CORONAVIRUS

Un anno dopo la strage della Valseriana: “La Lombardia non ha imparato niente”

Un anno dopo la strage della Valseriana: “La Lombardia non ha imparato niente” Consuelo Locati, che assiste il Comitato ''Noi denunciamo'', in procura a Bergamo durante il Denuncia Day, Bergamo, 10 giugno 2020. ANSA/ FILIPPO VENEZIA

La vita cambiata per sempre, quella privata e quella pubblica. Consuelo Locati, di Seriate, avvocato e figlia. “Mio padre Vincenzo l’abbiamo visto per l’ultima volta il 22 marzo. Quella notte è stato portato alla clinica Gavazzeni di Bergamo. Poi più niente. Ho potuto riabbracciare l’urna con le sue ceneri il 20 aprile”. Da avvocato, Consuelo fa parte del team legale che assiste i famigliari delle vittime del Covid.

A un anno dall’esplosione della pandemia nella zona di Bergamo, quali ricordi le restano più impressi?

----

> Esercizi
1. Riassumi in due frasi il testo sulla strage della Valseriana.
2. Prosegui il testo sulla strage della Valseriana a partire dall'ultima frase riportata.
I dati riportati di seguito provengono da una fonte diversa dal testo.

----

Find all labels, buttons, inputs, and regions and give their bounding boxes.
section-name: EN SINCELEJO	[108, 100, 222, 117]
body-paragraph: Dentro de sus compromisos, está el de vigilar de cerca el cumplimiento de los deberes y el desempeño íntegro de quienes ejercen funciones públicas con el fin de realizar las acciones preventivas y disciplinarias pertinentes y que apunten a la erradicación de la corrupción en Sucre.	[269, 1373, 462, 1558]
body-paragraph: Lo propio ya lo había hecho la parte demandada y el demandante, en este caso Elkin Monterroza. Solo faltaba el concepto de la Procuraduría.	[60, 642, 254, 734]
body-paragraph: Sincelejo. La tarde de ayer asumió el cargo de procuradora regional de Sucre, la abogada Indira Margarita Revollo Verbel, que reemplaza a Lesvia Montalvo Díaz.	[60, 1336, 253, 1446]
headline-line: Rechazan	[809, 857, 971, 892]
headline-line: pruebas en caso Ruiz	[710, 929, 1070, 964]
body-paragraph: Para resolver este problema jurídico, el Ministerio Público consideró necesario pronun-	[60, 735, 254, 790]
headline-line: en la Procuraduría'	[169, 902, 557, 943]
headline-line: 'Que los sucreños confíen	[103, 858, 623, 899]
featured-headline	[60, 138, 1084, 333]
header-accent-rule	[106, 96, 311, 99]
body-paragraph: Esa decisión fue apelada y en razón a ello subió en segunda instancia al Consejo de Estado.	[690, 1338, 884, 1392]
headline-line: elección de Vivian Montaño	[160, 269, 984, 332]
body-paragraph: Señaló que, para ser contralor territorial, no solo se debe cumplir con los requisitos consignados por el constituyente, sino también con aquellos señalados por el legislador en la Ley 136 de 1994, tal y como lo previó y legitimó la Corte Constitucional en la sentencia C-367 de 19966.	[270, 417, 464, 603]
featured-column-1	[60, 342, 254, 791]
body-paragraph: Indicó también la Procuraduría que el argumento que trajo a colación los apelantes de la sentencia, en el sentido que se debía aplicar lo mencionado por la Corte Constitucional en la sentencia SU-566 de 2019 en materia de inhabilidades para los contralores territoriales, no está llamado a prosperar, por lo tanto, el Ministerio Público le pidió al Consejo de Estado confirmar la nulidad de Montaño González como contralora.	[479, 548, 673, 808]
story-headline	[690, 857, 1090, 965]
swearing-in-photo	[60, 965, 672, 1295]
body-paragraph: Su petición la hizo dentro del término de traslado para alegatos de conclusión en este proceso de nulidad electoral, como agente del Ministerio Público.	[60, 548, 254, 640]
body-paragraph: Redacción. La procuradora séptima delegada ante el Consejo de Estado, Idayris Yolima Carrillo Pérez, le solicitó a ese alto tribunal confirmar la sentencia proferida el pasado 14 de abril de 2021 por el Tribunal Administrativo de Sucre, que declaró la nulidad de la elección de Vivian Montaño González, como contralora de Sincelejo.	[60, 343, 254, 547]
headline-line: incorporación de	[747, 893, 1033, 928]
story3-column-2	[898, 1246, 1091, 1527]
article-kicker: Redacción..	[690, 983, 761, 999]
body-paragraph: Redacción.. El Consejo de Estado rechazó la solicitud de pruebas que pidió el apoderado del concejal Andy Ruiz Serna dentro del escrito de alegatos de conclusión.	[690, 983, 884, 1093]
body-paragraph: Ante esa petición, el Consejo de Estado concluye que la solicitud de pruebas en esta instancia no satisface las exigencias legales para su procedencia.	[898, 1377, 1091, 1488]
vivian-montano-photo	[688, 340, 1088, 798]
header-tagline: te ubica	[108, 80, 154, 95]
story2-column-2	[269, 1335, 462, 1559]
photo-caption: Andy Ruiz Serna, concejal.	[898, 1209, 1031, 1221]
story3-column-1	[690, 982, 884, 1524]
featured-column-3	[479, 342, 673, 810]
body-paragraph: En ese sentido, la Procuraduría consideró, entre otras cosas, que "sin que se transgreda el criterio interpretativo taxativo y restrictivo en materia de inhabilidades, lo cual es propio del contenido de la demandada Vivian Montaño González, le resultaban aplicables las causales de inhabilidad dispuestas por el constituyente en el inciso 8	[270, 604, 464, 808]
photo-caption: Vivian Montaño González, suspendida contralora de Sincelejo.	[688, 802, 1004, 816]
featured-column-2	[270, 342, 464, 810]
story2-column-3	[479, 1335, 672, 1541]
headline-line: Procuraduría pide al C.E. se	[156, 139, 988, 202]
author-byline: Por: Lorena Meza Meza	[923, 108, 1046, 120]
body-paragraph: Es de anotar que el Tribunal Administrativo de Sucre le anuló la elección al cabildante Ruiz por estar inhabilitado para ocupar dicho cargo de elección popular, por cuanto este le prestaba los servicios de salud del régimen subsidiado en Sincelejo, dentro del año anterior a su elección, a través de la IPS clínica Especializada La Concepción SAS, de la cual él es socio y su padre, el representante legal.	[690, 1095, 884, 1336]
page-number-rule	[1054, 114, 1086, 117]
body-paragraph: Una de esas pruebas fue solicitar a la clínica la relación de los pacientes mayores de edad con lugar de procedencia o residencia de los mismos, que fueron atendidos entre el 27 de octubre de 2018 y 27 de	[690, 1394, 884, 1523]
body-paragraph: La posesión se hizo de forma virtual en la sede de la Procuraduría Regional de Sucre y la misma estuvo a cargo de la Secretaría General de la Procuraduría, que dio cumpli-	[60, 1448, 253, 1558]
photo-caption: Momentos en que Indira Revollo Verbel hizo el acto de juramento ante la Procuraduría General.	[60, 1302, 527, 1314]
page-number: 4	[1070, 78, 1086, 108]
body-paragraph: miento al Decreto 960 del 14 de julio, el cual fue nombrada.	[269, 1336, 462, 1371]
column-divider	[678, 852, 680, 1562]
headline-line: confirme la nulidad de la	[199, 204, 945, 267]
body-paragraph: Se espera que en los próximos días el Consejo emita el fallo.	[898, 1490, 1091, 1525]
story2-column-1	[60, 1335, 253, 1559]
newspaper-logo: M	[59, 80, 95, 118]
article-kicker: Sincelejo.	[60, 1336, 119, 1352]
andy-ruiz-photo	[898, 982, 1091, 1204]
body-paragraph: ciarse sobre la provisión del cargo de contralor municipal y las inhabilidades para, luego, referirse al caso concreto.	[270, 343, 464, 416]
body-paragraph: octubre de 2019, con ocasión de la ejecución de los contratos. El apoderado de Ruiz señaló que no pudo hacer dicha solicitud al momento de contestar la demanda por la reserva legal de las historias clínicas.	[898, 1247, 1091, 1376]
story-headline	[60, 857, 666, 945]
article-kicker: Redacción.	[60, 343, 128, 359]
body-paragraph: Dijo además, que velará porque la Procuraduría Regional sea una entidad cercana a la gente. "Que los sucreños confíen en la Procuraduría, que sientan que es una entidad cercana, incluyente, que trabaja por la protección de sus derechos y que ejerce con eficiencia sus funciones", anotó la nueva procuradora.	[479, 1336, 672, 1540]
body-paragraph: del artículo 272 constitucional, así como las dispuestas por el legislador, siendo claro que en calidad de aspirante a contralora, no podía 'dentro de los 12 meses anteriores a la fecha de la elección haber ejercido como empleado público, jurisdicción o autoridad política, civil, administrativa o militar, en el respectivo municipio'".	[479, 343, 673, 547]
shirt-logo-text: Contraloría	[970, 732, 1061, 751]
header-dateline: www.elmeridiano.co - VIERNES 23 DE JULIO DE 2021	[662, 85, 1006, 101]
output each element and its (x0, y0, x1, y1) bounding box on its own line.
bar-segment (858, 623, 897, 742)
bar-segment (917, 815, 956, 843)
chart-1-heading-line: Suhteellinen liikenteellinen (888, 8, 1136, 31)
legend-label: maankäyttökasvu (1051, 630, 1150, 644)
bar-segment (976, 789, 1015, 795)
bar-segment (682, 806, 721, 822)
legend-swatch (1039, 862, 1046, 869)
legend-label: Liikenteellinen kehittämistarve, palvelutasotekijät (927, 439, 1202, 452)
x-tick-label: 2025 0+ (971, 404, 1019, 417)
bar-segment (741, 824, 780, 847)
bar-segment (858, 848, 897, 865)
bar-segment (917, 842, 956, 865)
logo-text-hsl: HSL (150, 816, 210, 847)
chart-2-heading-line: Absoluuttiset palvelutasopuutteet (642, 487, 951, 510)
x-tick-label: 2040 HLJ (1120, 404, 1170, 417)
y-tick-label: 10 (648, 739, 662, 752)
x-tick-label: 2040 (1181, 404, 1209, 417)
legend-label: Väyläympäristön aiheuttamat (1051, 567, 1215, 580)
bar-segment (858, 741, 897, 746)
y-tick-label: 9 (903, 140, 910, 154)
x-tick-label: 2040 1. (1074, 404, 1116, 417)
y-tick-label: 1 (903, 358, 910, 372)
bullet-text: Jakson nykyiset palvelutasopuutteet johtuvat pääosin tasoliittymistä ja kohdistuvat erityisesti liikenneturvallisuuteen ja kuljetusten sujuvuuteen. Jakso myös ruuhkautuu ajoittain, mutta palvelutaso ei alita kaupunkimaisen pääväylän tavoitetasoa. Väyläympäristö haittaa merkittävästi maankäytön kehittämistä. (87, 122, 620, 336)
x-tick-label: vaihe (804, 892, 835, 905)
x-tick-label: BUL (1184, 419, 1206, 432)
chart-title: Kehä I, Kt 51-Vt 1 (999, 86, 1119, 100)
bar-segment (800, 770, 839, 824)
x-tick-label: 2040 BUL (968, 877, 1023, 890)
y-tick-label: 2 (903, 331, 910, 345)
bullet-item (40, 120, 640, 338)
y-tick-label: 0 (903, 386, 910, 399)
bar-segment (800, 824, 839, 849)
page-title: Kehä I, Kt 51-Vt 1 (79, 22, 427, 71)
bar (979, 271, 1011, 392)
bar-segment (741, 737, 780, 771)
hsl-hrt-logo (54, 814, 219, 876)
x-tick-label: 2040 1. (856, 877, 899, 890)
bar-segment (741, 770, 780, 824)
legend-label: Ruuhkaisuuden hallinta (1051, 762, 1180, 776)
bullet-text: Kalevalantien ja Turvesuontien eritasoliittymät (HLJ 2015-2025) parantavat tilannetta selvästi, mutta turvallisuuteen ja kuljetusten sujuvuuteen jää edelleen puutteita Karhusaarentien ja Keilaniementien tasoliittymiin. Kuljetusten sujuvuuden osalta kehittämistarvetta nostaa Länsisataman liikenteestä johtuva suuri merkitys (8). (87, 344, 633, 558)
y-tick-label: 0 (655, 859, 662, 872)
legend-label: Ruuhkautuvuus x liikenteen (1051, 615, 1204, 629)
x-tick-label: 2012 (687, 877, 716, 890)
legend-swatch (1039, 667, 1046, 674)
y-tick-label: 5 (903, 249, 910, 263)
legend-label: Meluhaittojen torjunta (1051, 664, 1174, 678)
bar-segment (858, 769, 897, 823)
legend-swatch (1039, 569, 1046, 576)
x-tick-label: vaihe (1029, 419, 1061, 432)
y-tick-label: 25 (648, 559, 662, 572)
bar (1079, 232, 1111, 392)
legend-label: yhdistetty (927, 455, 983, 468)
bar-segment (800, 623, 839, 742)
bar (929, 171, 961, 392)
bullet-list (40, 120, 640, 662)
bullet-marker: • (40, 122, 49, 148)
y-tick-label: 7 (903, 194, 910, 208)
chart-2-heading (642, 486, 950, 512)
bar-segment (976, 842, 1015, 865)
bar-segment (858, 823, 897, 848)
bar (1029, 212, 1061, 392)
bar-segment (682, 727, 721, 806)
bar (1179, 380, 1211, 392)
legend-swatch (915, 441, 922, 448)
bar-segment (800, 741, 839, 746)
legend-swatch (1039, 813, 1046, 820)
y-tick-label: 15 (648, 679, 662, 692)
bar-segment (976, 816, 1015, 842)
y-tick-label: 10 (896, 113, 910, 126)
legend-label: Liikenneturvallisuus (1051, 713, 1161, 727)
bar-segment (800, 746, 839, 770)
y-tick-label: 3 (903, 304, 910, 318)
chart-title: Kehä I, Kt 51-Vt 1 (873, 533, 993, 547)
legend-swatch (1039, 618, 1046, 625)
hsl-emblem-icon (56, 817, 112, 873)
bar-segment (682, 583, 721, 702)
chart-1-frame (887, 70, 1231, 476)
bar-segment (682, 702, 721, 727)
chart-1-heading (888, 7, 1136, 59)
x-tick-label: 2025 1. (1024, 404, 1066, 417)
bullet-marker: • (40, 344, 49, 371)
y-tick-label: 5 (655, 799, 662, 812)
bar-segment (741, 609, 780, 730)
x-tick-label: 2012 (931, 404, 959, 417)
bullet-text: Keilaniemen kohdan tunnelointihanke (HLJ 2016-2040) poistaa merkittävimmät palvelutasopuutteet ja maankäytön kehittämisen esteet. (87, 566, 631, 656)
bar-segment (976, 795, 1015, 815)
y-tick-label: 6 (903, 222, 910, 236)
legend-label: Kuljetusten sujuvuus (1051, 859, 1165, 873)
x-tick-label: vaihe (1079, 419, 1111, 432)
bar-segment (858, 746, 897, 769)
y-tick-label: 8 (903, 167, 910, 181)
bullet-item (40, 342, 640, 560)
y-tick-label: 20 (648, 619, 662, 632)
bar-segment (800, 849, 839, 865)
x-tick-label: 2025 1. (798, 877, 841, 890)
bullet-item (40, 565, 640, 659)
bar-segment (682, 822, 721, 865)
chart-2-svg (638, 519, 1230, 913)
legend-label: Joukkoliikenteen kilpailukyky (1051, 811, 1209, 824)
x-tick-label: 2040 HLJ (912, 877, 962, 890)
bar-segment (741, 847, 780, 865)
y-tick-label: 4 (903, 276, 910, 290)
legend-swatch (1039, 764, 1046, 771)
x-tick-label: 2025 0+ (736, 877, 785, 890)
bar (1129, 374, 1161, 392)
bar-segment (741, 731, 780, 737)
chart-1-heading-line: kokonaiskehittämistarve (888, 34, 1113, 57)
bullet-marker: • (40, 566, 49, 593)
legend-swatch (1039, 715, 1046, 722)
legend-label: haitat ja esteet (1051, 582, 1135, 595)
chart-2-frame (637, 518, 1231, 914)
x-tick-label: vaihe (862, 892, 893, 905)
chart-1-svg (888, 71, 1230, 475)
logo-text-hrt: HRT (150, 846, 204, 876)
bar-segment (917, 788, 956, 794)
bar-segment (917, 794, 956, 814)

----

> Soluzioni in ordine
1. Consuelo Locati, avvocato di Seriate, ha visto il padre Vincenzo per l'ultima volta il 22 marzo, quando fu portato alla clinica Gavazzeni di Bergamo, e ha potuto riabbracciare l'urna con le sue ceneri il 20 aprile. Come avvocato fa parte del team legale che assiste i famigliari delle vittime del Covid.

2.
L’annuncio dei primi due casi di contagio nell’ospedale di Alzano Lombardo, il 23 febbraio; l’esercito che arriva in zona, ai primi di marzo; e poi le telefonate, tante, continue, che annunciavano la morte di persone che conoscevamo o che ci erano vicine. Fino a quando è toccato anche a papà. Morto da solo il 27 marzo.

Com’è nato l’impegno pubblico dell’avvocato Locati?

Quando mio padre è stato portato via, io vagavo in internet per cercare di non pensare a papà. Mi sono imbattuta nel gruppo Facebook “Noi Denunceremo” che era appena stato creato. Sono subito entrata e insieme a Luca Fusco ho creato il comitato. Le persone colpite e i loro famigliari, da quella pagina chiedevano non solo di poter raccontare il loro dolore, ma anche di “fare qualcosa”: per capire se ci fossero responsabilità. Con altri avvocati abbiamo costituto il team legale che ha redatto circa 300 esposti individuali che gli interessati hanno potuto depositare alla Procura di Bergamo. Poi sulla mancanza di un piano pandemico abbiamo avviato anche una causa civile presso il Tribunale di Roma.

Negli ultimi giorni la Lombardia ha chiuso in zona rossa quattro Comuni. È la prova che si poteva fare anche un anno fa, quando non fu chiuso il focolaio di Alzano e Nembro.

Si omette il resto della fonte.